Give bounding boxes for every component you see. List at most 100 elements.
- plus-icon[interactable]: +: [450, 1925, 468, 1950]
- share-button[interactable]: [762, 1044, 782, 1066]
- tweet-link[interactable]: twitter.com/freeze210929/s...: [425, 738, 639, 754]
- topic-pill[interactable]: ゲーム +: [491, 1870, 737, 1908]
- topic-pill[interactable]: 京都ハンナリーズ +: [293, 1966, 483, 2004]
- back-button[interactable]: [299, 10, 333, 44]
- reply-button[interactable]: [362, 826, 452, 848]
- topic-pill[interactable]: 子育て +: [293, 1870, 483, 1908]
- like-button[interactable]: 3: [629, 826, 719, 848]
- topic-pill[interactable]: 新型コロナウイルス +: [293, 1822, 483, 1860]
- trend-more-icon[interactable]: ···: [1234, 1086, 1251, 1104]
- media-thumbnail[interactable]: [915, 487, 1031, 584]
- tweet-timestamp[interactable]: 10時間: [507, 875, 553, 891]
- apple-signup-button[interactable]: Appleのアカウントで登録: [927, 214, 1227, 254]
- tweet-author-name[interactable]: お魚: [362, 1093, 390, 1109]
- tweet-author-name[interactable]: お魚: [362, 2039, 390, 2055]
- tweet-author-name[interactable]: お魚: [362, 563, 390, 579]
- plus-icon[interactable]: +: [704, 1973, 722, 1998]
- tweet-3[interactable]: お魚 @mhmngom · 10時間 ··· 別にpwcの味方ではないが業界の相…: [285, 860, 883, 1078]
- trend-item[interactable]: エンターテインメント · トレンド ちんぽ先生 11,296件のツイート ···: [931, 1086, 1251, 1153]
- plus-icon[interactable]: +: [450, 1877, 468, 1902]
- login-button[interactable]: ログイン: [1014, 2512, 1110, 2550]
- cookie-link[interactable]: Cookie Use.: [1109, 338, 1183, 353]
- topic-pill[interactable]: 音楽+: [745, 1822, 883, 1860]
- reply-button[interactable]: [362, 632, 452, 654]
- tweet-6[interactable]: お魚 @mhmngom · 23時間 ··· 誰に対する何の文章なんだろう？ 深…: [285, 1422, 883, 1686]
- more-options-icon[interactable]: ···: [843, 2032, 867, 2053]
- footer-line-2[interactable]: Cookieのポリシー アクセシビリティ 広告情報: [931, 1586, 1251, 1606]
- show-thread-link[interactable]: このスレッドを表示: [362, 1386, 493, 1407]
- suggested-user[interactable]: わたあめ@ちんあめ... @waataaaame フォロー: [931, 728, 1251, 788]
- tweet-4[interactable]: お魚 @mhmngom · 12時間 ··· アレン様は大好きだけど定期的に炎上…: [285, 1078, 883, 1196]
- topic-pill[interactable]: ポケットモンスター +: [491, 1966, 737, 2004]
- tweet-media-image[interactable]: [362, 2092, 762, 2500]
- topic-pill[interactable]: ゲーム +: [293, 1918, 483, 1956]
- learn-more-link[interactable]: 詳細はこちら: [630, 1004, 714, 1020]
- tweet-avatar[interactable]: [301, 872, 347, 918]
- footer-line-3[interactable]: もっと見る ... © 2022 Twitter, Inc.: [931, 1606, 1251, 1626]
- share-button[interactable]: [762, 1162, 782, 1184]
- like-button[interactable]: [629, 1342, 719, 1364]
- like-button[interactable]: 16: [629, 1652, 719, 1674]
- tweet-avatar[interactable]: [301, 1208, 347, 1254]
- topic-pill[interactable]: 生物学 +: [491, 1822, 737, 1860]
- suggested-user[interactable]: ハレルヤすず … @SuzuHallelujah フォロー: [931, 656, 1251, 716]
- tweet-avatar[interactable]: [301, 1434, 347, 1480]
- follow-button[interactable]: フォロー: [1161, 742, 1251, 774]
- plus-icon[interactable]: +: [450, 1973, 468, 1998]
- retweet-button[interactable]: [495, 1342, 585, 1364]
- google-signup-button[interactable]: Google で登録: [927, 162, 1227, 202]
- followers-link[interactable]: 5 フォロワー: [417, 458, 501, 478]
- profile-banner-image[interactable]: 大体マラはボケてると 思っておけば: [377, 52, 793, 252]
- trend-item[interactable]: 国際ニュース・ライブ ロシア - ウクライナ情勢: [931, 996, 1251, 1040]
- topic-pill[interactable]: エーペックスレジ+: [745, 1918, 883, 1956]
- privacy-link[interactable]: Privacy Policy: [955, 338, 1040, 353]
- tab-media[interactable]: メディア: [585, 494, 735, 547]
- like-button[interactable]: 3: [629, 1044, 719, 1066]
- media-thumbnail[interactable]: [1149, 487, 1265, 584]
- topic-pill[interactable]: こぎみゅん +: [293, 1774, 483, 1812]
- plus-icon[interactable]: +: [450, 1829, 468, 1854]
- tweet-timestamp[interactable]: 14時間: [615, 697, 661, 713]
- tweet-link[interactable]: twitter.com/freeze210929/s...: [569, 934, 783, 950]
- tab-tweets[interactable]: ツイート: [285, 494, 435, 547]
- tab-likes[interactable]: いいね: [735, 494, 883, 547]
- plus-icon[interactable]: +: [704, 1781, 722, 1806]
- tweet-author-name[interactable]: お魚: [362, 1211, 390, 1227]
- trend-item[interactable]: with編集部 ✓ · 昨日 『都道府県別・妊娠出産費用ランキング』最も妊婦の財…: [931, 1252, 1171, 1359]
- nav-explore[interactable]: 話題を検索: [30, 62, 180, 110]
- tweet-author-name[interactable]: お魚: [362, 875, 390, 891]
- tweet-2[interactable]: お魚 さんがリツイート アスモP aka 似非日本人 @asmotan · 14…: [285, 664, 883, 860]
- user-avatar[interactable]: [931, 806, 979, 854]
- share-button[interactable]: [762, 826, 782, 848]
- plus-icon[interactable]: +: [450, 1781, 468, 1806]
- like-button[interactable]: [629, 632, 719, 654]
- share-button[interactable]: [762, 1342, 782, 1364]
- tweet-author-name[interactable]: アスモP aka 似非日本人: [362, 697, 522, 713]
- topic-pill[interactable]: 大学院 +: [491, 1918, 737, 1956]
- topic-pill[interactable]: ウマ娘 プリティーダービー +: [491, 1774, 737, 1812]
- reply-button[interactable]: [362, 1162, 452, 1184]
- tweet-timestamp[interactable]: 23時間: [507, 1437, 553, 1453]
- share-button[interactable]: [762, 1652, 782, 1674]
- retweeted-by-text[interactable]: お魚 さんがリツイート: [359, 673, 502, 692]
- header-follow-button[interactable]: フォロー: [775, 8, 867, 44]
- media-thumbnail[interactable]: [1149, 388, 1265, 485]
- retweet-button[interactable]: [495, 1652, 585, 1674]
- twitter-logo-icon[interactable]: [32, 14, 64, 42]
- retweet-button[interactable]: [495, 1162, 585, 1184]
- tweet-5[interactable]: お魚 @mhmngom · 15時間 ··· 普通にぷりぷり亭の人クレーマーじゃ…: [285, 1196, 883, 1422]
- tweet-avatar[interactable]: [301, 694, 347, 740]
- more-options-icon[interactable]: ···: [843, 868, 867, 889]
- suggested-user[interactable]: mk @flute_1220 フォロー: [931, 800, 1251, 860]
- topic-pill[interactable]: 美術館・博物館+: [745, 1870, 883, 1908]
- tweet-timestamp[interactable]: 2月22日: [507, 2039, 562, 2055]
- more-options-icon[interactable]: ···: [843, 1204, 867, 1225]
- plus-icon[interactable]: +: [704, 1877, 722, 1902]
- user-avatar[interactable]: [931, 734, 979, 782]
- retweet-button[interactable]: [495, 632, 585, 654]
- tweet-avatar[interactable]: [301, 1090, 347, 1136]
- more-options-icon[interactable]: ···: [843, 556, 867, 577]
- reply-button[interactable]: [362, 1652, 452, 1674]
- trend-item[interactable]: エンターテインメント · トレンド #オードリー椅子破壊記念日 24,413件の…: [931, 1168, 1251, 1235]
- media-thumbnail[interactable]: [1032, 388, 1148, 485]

* * * * * * * * *

* [PROMPT] Retype the lines starting at the beginning of the records and going on through the line that contains "738, 639, 754]".

* [RESPONSE TO THE TASK]
Give bounding boxes for every component you see. List at most 100 elements.
- plus-icon[interactable]: +: [450, 1925, 468, 1950]
- share-button[interactable]: [762, 1044, 782, 1066]
- tweet-link[interactable]: twitter.com/freeze210929/s...: [425, 738, 639, 754]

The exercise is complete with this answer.